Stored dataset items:
##############################

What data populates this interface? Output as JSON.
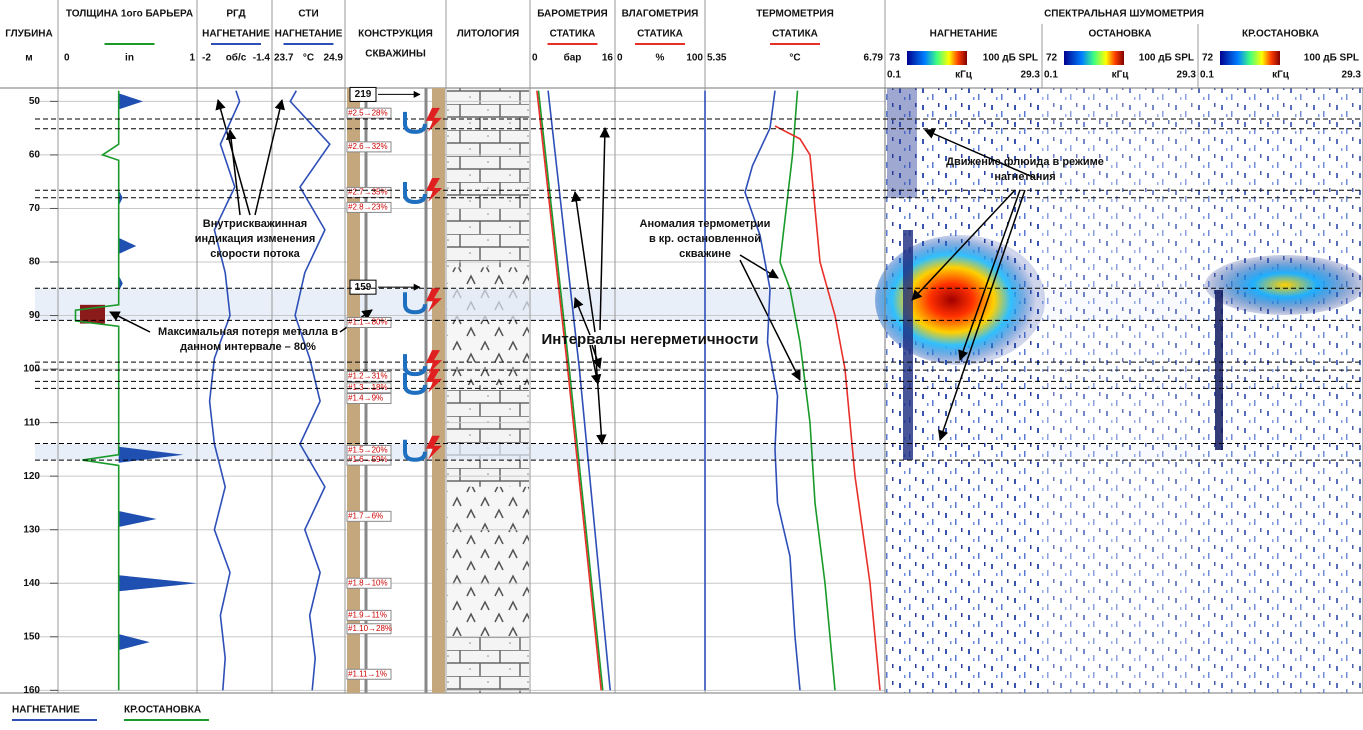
{
  "depth_track": {
    "title": "ГЛУБИНА",
    "unit": "м",
    "lim": [
      47.5,
      160.5
    ],
    "ticks": [
      50,
      60,
      70,
      80,
      90,
      100,
      110,
      120,
      130,
      140,
      150,
      160
    ]
  },
  "tracks": [
    {
      "header": [
        "ТОЛЩИНА 1ого БАРЬЕРА"
      ],
      "header_color": "#1a9a2a",
      "scale": {
        "min": 0,
        "unit": "in",
        "max": 1
      }
    },
    {
      "header": [
        "РГД",
        "НАГНЕТАНИЕ"
      ],
      "header_color": "#2e4fb8",
      "scale": {
        "min": -2,
        "unit": "об/с",
        "max": -1.4
      }
    },
    {
      "header": [
        "СТИ",
        "НАГНЕТАНИЕ"
      ],
      "header_color": "#2e4fb8",
      "scale": {
        "min": 23.7,
        "unit": "°C",
        "max": 24.9
      }
    },
    {
      "header": [
        "КОНСТРУКЦИЯ",
        "СКВАЖИНЫ"
      ]
    },
    {
      "header": [
        "ЛИТОЛОГИЯ"
      ]
    },
    {
      "header": [
        "БАРОМЕТРИЯ",
        "СТАТИКА"
      ],
      "header_color": "#e8302a",
      "scale": {
        "min": 0,
        "unit": "бар",
        "max": 16
      }
    },
    {
      "header": [
        "ВЛАГОМЕТРИЯ",
        "СТАТИКА"
      ],
      "header_color": "#e8302a",
      "scale": {
        "min": 0,
        "unit": "%",
        "max": 100
      }
    },
    {
      "header": [
        "ТЕРМОМЕТРИЯ",
        "СТАТИКА"
      ],
      "header_color": "#e8302a",
      "scale": {
        "min": 5.35,
        "unit": "°C",
        "max": 6.79
      }
    }
  ],
  "curves": [
    {
      "track": 0,
      "color": "#1a9a2a",
      "depth": [
        48,
        58,
        60,
        61,
        88,
        89,
        91,
        92,
        116,
        117,
        118,
        160
      ],
      "values": [
        0.42,
        0.42,
        0.3,
        0.42,
        0.42,
        0.1,
        0.1,
        0.42,
        0.42,
        0.15,
        0.42,
        0.42
      ]
    },
    {
      "track": 1,
      "color": "#2e4fb8",
      "depth": [
        48,
        50,
        58,
        66,
        74,
        82,
        90,
        98,
        106,
        114,
        122,
        130,
        138,
        146,
        154,
        160
      ],
      "values": [
        -1.7,
        -1.67,
        -1.83,
        -1.71,
        -1.88,
        -1.79,
        -1.75,
        -1.88,
        -1.92,
        -1.88,
        -1.79,
        -1.88,
        -1.75,
        -1.83,
        -1.79,
        -1.81
      ]
    },
    {
      "track": 2,
      "color": "#2e4fb8",
      "depth": [
        48,
        50,
        58,
        66,
        74,
        82,
        90,
        98,
        106,
        114,
        122,
        130,
        138,
        146,
        154,
        160
      ],
      "values": [
        24.1,
        24.0,
        24.65,
        24.16,
        24.57,
        24.24,
        24.08,
        24.32,
        24.49,
        24.16,
        24.57,
        24.24,
        24.49,
        24.32,
        24.41,
        24.36
      ]
    },
    {
      "track": 5,
      "color": "#1a9a2a",
      "depth": [
        48,
        100,
        160
      ],
      "values": [
        1.6,
        7.4,
        13.7
      ]
    },
    {
      "track": 5,
      "color": "#e8302a",
      "depth": [
        48,
        100,
        160
      ],
      "values": [
        1.3,
        7.1,
        13.4
      ]
    },
    {
      "track": 5,
      "color": "#2e4fb8",
      "depth": [
        48,
        100,
        160
      ],
      "values": [
        3.4,
        9.3,
        15.1
      ]
    },
    {
      "track": 6,
      "color": "#2e4fb8",
      "depth": [
        48,
        160
      ],
      "values": [
        100,
        100
      ]
    },
    {
      "track": 7,
      "color": "#2e4fb8",
      "depth": [
        48,
        55,
        62,
        67,
        75,
        85,
        95,
        105,
        115,
        125,
        135,
        150,
        160
      ],
      "values": [
        5.91,
        5.87,
        5.73,
        5.67,
        5.79,
        5.87,
        5.85,
        5.93,
        5.91,
        5.93,
        6.03,
        6.07,
        6.11
      ]
    },
    {
      "track": 7,
      "color": "#1a9a2a",
      "depth": [
        48,
        60,
        80,
        85,
        95,
        110,
        125,
        140,
        160
      ],
      "values": [
        6.09,
        6.05,
        5.95,
        6.03,
        6.11,
        6.19,
        6.23,
        6.31,
        6.39
      ]
    },
    {
      "track": 7,
      "color": "#e8302a",
      "depth": [
        54.6,
        57,
        60,
        70,
        80,
        90,
        100,
        120,
        140,
        160
      ],
      "values": [
        5.91,
        6.11,
        6.19,
        6.23,
        6.27,
        6.39,
        6.47,
        6.55,
        6.67,
        6.75
      ]
    }
  ],
  "thickness_peaks": {
    "depth": [
      50,
      68,
      77,
      84,
      116,
      128,
      140,
      151
    ],
    "values": [
      0.6,
      0.45,
      0.55,
      0.45,
      0.9,
      0.7,
      1.0,
      0.65
    ]
  },
  "intervals": [
    {
      "top": 53.3,
      "bottom": 55.1,
      "shaded": false
    },
    {
      "top": 66.6,
      "bottom": 68.0,
      "shaded": false
    },
    {
      "top": 84.9,
      "bottom": 90.9,
      "shaded": true
    },
    {
      "top": 98.7,
      "bottom": 100.2,
      "shaded": false
    },
    {
      "top": 102.3,
      "bottom": 103.6,
      "shaded": false
    },
    {
      "top": 113.9,
      "bottom": 117.0,
      "shaded": true
    }
  ],
  "construction": {
    "boxes": [
      {
        "label": 219,
        "depth": 48.7
      },
      {
        "label": 159,
        "depth": 84.7
      }
    ],
    "labels": [
      {
        "text": "#2.5→28%",
        "depth": 52.2
      },
      {
        "text": "#2.6→32%",
        "depth": 58.5
      },
      {
        "text": "#2.7→35%",
        "depth": 67
      },
      {
        "text": "#2.8→23%",
        "depth": 69.8
      },
      {
        "text": "#1.1→80%",
        "depth": 91.3
      },
      {
        "text": "#1.2→31%",
        "depth": 101.4
      },
      {
        "text": "#1.3→18%",
        "depth": 103.5
      },
      {
        "text": "#1.4→9%",
        "depth": 105.5
      },
      {
        "text": "#1.5→20%",
        "depth": 115.2
      },
      {
        "text": "#1.6→59%",
        "depth": 117
      },
      {
        "text": "#1.7→6%",
        "depth": 127.5
      },
      {
        "text": "#1.8→10%",
        "depth": 140
      },
      {
        "text": "#1.9→11%",
        "depth": 146
      },
      {
        "text": "#1.10→28%",
        "depth": 148.5
      },
      {
        "text": "#1.11→1%",
        "depth": 157
      }
    ]
  },
  "lithology": [
    {
      "top": 47.5,
      "bottom": 81,
      "kind": "brick"
    },
    {
      "top": 81,
      "bottom": 103,
      "kind": "chevron"
    },
    {
      "top": 103,
      "bottom": 122,
      "kind": "brick"
    },
    {
      "top": 122,
      "bottom": 150,
      "kind": "chevron"
    },
    {
      "top": 150,
      "bottom": 160.5,
      "kind": "brick"
    }
  ],
  "spectral": {
    "title": "СПЕКТРАЛЬНАЯ ШУМОМЕТРИЯ",
    "panels": [
      {
        "title": "НАГНЕТАНИЕ",
        "db_min": 73,
        "db_max": "100 дБ SPL",
        "f_min": 0.1,
        "f_unit": "кГц",
        "f_max": 29.3
      },
      {
        "title": "ОСТАНОВКА",
        "db_min": 72,
        "db_max": "100 дБ SPL",
        "f_min": 0.1,
        "f_unit": "кГц",
        "f_max": 29.3
      },
      {
        "title": "КР.ОСТАНОВКА",
        "db_min": 72,
        "db_max": "100 дБ SPL",
        "f_min": 0.1,
        "f_unit": "кГц",
        "f_max": 29.3
      }
    ]
  },
  "annotations": {
    "flow": [
      "Внутрискважинная",
      "индикация изменения",
      "скорости потока"
    ],
    "metal": [
      "Максимальная потеря металла в",
      "данном интервале – 80%"
    ],
    "leaks": "Интервалы негерметичности",
    "thermo": [
      "Аномалия термометрии",
      "в кр. остановленной",
      "скважине"
    ],
    "fluid": [
      "Движение флюида в режиме",
      "нагнетания"
    ]
  },
  "legend": [
    {
      "name": "НАГНЕТАНИЕ",
      "color": "#2e4fb8"
    },
    {
      "name": "КР.ОСТАНОВКА",
      "color": "#1a9a2a"
    }
  ]
}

##############################

**Exercise description:**
Tally up the lines holding the string "ОСТАНОВКА" in this listing, and report the total alone.

**The output:**
3